Source passage

##########

SUPREME COURT OF THE STATE OF NEVADA
Jul 12, 2016
No. 67639 (Nev. Jul. 12, 2016)

Opinion

No. 67639

07-12-2016

MICHAEL LITTLE, A CITIZEN AND TAXPAYER OF NEVADA, Petitioner, v. THE FIRST JUDICIAL DISTRICT COURT OF THE STATE OF NEVADA, IN AND FOR THE COUNTY OF CARSON CITY; AND THE HONORABLE JAMES TODD RUSSELL, DISTRICT JUDGE, Respondents, and THE STATE OF NEVADA; THE NEVADA GOVERNOR'S OFFICE OF ECONOMIC DEVELOPMENT; STEVEN HILL, IN HIS OFFICIAL CAPACITY AS EXECUTIVE DIRECTOR OF THE NEVADA GOVERNOR'S OFFICE OF ECONOMIC DEVELOPMENT; AND THE LEGISLATURE OF THE STATE OF NEVADA, Real Parties in Interest.


ORDER DENYING PETITION FOR WRIT OF MANDAMUS

This is an original petition for a writ of mandamus challenging the district court's order granting partial summary judgment on the grounds that the petitioner, a Nevada taxpayer, lacks standing to challenge the Nevada Catalyst Fund statutes.

##########

Data section
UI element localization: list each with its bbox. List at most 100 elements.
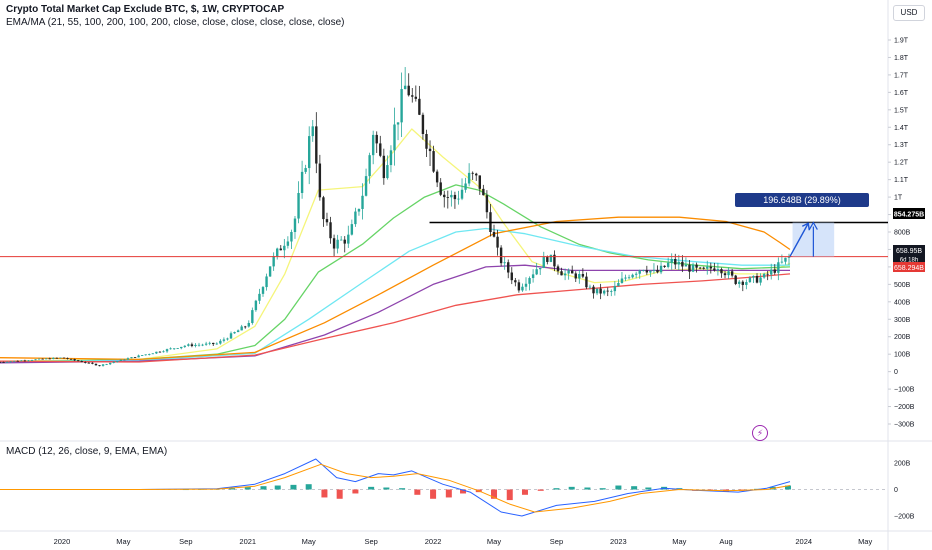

##########

Exercise task 1
From the court order, copy the passage between "SUPREME COURT OF" and "Parties in Interest.", inclusive.
Exercise task 2
Answer these from the court order:
(a) On what date was the order issued?
(b) Which district judge is named as a respondent?
(c) Which statutes does the petitioner seek to challenge?
Exercise task 3
Write the next part of the Nevada court order, picking up after its last sentence.

Expected output 1
SUPREME COURT OF THE STATE OF NEVADA
Jul 12, 2016
No. 67639 (Nev. Jul. 12, 2016)

Opinion

No. 67639

07-12-2016

MICHAEL LITTLE, A CITIZEN AND TAXPAYER OF NEVADA, Petitioner, v. THE FIRST JUDICIAL DISTRICT COURT OF THE STATE OF NEVADA, IN AND FOR THE COUNTY OF CARSON CITY; AND THE HONORABLE JAMES TODD RUSSELL, DISTRICT JUDGE, Respondents, and THE STATE OF NEVADA; THE NEVADA GOVERNOR'S OFFICE OF ECONOMIC DEVELOPMENT; STEVEN HILL, IN HIS OFFICIAL CAPACITY AS EXECUTIVE DIRECTOR OF THE NEVADA GOVERNOR'S OFFICE OF ECONOMIC DEVELOPMENT; AND THE LEGISLATURE OF THE STATE OF NEVADA, Real Parties in Interest.

Expected output 2
(a) July 12, 2016
(b) James Todd Russell
(c) The Nevada Catalyst Fund statutes

Expected output 3
Petitioner Michael Little filed suit against the State of Nevada claiming that its Catalyst Fund violates the Nevada Constitution and that he was harmed, both as a taxpayer of the State of Nevada and as a direct competitor with Solar City, a beneficiary of the Catalyst Fund. The district court granted in part the State's motion for summary judgment on the grounds that Little's alleged status as a Nevada taxpayer does not afford him standing to assert a facial challenge to the Catalyst Fund statutes. After the district court granted partial summary judgment and the filing of this writ, the 2015 Legislature amended the Catalyst Fund statutes. 2015 Nev. Stat., ch. 433, § 6, at 2482-83 (amending NRS 231.1577). The district court has yet to determine whether Little has standing as a competitor to challenge the Catalyst Fund as applied to his alleged competition with Solar City or the impact of the 2015 amendment to NRS 231.1577 on this litigation.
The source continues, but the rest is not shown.